In the listing below, identify each line with the word "data" and return those lines.

=-=-=-=-=

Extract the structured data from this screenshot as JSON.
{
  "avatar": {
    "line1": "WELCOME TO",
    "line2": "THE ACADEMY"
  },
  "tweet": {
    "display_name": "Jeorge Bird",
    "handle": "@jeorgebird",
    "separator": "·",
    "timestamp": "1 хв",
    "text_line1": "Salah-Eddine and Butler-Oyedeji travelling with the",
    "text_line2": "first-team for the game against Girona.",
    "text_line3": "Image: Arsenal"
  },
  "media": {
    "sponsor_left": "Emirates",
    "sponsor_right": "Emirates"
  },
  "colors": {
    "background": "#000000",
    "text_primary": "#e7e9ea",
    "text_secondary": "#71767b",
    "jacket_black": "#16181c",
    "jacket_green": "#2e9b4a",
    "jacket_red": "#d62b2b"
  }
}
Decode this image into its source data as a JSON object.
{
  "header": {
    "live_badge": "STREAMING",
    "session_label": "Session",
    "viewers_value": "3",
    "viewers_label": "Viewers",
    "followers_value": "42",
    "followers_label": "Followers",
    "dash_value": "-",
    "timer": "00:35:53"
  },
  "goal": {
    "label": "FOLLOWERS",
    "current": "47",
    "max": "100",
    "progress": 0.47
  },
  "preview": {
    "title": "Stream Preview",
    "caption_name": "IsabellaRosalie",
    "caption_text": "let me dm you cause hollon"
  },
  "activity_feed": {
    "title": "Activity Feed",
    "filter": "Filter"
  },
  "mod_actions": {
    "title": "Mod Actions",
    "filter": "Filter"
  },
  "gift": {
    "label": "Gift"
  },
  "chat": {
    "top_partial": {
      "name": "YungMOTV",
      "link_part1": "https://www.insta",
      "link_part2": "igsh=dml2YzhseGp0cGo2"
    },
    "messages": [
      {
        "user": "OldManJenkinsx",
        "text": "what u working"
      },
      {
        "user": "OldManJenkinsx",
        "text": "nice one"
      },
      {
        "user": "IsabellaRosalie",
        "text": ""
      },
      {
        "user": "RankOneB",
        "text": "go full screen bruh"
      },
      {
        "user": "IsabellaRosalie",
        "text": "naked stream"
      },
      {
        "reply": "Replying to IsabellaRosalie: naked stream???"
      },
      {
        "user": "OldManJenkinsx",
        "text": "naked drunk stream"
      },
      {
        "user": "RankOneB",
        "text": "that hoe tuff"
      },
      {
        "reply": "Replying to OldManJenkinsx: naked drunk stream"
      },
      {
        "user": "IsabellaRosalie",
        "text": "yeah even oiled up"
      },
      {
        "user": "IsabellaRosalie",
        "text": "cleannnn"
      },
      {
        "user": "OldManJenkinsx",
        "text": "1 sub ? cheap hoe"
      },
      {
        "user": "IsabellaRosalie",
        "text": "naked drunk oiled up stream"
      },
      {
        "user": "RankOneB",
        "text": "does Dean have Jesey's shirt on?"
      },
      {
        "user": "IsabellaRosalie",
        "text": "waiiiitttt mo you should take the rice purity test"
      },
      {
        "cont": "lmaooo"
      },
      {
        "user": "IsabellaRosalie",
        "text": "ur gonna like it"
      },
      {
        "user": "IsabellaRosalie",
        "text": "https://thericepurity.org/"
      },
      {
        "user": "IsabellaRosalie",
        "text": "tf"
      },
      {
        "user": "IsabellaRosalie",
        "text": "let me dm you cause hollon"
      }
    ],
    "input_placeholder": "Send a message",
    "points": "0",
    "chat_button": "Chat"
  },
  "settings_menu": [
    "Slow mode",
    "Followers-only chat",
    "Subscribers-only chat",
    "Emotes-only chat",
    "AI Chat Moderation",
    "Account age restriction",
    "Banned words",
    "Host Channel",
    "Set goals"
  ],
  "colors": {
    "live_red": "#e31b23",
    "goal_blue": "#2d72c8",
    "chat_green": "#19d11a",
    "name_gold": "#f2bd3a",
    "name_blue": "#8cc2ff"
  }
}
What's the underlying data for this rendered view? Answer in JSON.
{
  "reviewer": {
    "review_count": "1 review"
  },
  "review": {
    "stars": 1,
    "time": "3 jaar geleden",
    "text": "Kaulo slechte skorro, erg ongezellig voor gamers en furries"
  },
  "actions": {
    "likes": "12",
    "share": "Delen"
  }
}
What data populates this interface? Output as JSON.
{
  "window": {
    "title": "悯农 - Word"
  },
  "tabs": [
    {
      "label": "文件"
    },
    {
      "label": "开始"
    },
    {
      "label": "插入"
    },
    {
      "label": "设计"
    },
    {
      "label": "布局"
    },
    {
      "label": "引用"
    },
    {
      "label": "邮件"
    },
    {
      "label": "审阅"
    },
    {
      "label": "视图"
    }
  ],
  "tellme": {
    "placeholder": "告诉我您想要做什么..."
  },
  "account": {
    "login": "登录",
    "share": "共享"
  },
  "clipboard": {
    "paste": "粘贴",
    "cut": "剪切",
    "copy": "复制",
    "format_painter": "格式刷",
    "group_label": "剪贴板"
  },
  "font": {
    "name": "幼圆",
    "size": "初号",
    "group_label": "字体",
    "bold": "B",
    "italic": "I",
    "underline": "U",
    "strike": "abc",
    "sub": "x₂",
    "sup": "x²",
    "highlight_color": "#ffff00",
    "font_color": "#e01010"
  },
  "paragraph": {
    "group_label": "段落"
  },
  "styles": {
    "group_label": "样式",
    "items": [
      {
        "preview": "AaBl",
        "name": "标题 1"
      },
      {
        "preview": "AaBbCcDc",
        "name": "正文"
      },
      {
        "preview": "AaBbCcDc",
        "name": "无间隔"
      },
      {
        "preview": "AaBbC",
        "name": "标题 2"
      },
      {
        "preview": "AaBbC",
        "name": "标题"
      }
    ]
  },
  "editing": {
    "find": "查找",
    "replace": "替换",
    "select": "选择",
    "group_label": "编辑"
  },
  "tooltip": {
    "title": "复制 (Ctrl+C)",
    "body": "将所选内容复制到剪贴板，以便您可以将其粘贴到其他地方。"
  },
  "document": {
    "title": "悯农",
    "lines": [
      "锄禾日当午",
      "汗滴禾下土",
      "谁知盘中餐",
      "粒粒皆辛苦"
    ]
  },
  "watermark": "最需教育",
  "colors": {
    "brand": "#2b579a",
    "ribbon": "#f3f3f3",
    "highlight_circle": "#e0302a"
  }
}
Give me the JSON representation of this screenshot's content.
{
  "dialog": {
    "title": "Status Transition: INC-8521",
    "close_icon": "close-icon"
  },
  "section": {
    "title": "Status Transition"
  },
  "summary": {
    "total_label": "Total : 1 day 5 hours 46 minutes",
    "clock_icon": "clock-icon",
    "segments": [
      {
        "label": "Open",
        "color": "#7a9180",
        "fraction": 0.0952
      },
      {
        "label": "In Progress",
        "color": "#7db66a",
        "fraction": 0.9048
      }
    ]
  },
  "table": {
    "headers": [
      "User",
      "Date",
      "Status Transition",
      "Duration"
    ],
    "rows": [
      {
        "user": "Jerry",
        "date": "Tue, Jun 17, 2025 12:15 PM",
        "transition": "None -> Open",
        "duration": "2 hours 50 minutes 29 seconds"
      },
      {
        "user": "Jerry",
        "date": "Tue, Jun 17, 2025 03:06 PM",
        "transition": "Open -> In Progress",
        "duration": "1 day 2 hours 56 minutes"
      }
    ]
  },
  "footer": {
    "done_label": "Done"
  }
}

=-=-=-=-=

Reply:
Extract the structured data from this screenshot as JSON.
Decode this image into its source data as a JSON object.
What's the underlying data for this rendered view? Answer in JSON.
What data populates this interface? Output as JSON.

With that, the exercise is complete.